Begin ENTRIES PROVIDED

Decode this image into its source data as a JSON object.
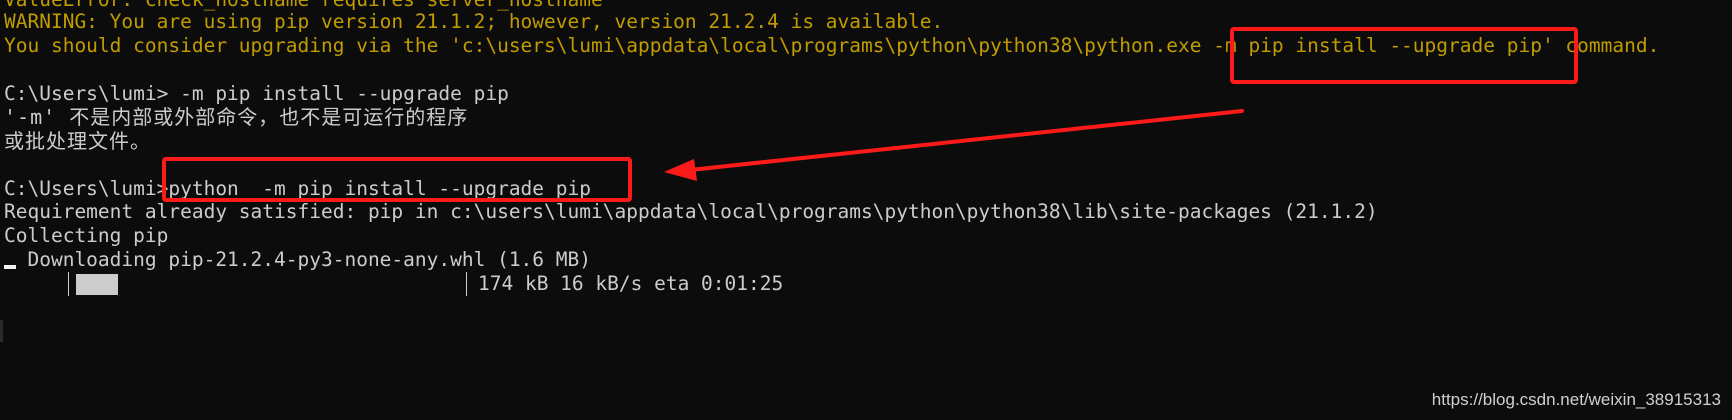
{
  "terminal": {
    "lines": [
      "ValueError: check_hostname requires server_hostname",
      "WARNING: You are using pip version 21.1.2; however, version 21.2.4 is available.",
      "You should consider upgrading via the 'c:\\users\\lumi\\appdata\\local\\programs\\python\\python38\\python.exe -m pip install --upgrade pip' command.",
      "C:\\Users\\lumi> -m pip install --upgrade pip",
      "'-m' 不是内部或外部命令，也不是可运行的程序",
      "或批处理文件。",
      "C:\\Users\\lumi>python  -m pip install --upgrade pip",
      "Requirement already satisfied: pip in c:\\users\\lumi\\appdata\\local\\programs\\python\\python38\\lib\\site-packages (21.1.2)",
      "Collecting pip",
      "  Downloading pip-21.2.4-py3-none-any.whl (1.6 MB)",
      "174 kB 16 kB/s eta 0:01:25"
    ],
    "download_progress": 0.11
  },
  "colors": {
    "background": "#0c0c0c",
    "text": "#cccccc",
    "warning": "#c19c00",
    "annotation": "#ff1a1a"
  },
  "watermark": "https://blog.csdn.net/weixin_38915313"
}
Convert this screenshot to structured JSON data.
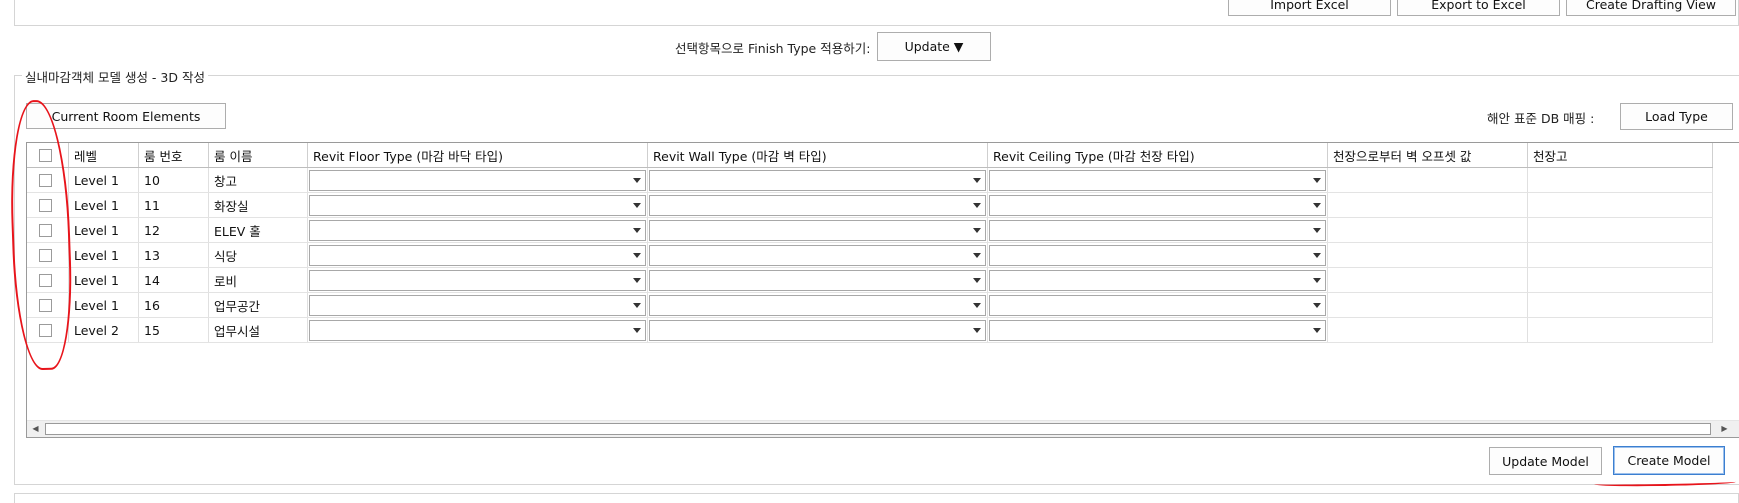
{
  "top_buttons": {
    "import_excel": "Import Excel",
    "export_excel": "Export to Excel",
    "create_drafting": "Create Drafting View"
  },
  "finish_type": {
    "label": "선택항목으로 Finish Type 적용하기:",
    "update_label": "Update ▼"
  },
  "group": {
    "title": "실내마감객체 모델 생성 - 3D 작성",
    "current_room_label": "Current Room Elements",
    "db_mapping_label": "해안 표준 DB 매핑 :",
    "load_type_label": "Load Type"
  },
  "table": {
    "headers": {
      "level": "레벨",
      "room_number": "룸 번호",
      "room_name": "룸 이름",
      "floor_type": "Revit Floor Type (마감 바닥 타입)",
      "wall_type": "Revit Wall Type (마감 벽 타입)",
      "ceiling_type": "Revit Ceiling Type (마감 천장 타입)",
      "wall_offset": "천장으로부터 벽 오프셋 값",
      "ceiling_height": "천장고"
    },
    "rows": [
      {
        "level": "Level 1",
        "number": "10",
        "name": "창고"
      },
      {
        "level": "Level 1",
        "number": "11",
        "name": "화장실"
      },
      {
        "level": "Level 1",
        "number": "12",
        "name": "ELEV 홀"
      },
      {
        "level": "Level 1",
        "number": "13",
        "name": "식당"
      },
      {
        "level": "Level 1",
        "number": "14",
        "name": "로비"
      },
      {
        "level": "Level 1",
        "number": "16",
        "name": "업무공간"
      },
      {
        "level": "Level 2",
        "number": "15",
        "name": "업무시설"
      }
    ]
  },
  "bottom_buttons": {
    "update_model": "Update Model",
    "create_model": "Create Model"
  },
  "colors": {
    "annotation": "#e8141b",
    "focus_border": "#3c7fd0"
  }
}
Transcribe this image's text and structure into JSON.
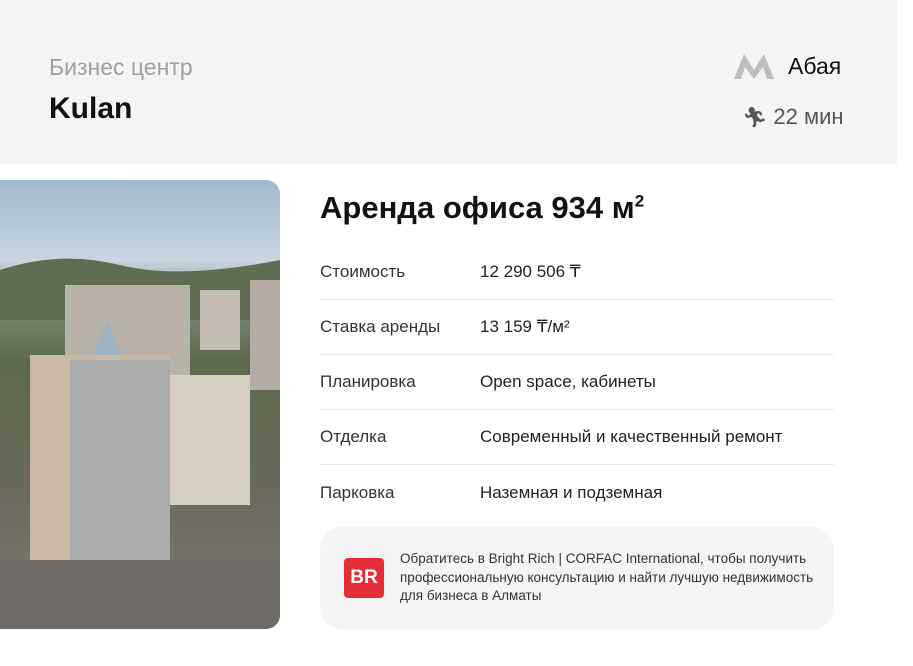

End ENTRIES PROVIDED

All lines that include "Excel" are to be gathered and copied.

FINISHED ANSWER:
    "import_excel": "Import Excel",
    "export_excel": "Export to Excel",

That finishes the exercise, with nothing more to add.